--- start of The records ---

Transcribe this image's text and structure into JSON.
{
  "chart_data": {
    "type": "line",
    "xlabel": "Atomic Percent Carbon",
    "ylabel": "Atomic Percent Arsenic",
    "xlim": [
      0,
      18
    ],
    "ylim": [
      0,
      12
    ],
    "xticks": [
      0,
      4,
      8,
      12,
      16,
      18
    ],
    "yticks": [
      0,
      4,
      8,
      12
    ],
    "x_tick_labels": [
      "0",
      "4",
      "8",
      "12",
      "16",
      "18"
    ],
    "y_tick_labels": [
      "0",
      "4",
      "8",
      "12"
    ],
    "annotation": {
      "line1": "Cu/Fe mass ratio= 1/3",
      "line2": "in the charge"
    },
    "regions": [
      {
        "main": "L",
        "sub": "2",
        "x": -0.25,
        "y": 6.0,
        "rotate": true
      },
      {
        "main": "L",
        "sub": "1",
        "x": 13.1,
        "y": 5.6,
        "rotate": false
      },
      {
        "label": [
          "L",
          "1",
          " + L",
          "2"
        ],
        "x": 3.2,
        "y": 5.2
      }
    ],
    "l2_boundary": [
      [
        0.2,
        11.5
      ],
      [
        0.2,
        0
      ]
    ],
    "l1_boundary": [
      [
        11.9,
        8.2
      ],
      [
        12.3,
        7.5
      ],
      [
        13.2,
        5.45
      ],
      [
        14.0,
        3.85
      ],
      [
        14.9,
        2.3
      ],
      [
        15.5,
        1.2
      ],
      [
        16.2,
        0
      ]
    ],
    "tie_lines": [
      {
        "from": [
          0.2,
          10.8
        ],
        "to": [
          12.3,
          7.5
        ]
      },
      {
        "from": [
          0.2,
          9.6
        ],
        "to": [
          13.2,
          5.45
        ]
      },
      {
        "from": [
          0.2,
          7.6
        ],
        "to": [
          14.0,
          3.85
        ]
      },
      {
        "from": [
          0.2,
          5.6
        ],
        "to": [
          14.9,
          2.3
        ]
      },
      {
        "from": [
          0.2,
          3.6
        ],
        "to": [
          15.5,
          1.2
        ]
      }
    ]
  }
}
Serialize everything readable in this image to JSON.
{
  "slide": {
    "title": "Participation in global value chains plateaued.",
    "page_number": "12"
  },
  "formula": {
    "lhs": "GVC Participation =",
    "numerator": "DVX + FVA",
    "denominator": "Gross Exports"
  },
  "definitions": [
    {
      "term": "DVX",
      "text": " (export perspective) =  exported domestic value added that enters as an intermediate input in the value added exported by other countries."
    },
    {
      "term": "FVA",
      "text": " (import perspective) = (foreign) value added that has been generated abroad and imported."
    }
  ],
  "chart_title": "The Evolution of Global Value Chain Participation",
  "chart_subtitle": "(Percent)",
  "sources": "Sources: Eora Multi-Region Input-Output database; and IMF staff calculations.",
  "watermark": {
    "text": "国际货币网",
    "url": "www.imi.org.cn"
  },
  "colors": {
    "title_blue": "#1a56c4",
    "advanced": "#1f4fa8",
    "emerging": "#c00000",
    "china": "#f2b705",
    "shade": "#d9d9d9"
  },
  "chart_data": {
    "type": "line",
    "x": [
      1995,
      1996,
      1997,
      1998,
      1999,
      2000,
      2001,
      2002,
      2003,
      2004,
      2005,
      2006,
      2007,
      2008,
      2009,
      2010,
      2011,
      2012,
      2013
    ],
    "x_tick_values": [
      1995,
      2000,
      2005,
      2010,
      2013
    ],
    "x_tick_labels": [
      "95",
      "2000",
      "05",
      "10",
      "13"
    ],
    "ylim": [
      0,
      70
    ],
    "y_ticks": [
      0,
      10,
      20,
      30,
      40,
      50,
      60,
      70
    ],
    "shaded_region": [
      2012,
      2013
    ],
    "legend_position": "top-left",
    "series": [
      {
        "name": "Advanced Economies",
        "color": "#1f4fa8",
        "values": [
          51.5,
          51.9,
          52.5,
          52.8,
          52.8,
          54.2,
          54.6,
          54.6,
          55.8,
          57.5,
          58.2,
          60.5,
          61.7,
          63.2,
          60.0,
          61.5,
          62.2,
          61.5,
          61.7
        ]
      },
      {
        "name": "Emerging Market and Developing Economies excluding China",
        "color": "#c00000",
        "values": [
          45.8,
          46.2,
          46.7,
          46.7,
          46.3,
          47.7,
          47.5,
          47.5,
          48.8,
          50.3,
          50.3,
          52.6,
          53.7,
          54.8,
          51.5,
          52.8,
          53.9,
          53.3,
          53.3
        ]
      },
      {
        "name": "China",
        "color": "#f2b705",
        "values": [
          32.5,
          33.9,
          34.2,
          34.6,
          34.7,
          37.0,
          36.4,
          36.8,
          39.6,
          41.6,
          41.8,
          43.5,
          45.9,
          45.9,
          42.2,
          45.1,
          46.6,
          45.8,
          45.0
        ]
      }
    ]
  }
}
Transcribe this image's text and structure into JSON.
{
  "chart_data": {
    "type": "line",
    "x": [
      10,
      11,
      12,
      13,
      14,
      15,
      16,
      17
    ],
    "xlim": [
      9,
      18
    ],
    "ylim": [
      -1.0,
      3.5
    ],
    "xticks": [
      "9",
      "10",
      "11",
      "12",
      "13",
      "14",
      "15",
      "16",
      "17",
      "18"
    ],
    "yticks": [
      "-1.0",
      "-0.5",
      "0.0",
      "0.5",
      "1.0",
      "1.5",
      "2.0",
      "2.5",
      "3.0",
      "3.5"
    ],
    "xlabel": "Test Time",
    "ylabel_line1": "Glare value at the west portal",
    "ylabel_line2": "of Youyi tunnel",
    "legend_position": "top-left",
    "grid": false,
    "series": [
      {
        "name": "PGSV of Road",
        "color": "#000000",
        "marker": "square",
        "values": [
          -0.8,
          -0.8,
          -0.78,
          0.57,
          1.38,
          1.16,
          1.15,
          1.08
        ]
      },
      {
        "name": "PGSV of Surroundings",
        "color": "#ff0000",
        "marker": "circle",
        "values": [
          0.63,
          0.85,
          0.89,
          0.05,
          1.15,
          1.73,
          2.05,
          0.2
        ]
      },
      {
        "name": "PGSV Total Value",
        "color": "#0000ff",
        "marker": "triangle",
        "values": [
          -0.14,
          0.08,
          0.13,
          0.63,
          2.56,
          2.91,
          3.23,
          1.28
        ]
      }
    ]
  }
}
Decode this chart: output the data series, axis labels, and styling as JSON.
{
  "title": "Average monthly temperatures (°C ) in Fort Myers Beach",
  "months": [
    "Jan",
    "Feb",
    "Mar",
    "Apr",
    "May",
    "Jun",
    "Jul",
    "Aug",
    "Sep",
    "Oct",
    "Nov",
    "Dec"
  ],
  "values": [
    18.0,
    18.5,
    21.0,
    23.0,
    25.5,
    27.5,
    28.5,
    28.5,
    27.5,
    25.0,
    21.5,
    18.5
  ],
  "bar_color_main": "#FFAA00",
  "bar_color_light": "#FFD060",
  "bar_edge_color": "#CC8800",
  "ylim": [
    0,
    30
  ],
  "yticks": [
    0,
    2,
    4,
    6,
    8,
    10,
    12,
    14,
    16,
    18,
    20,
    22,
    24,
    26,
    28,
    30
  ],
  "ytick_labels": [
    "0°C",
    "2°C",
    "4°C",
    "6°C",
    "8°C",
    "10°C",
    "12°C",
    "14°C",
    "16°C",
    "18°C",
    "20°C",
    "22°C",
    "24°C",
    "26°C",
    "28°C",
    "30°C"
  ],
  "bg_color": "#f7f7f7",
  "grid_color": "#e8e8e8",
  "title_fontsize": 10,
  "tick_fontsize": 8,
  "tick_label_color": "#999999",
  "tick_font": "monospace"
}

--- end of The records ---

• **Task instructions**:
Say how many lines contain "marker", and give nothing but that number.

• **Solved problem**:
3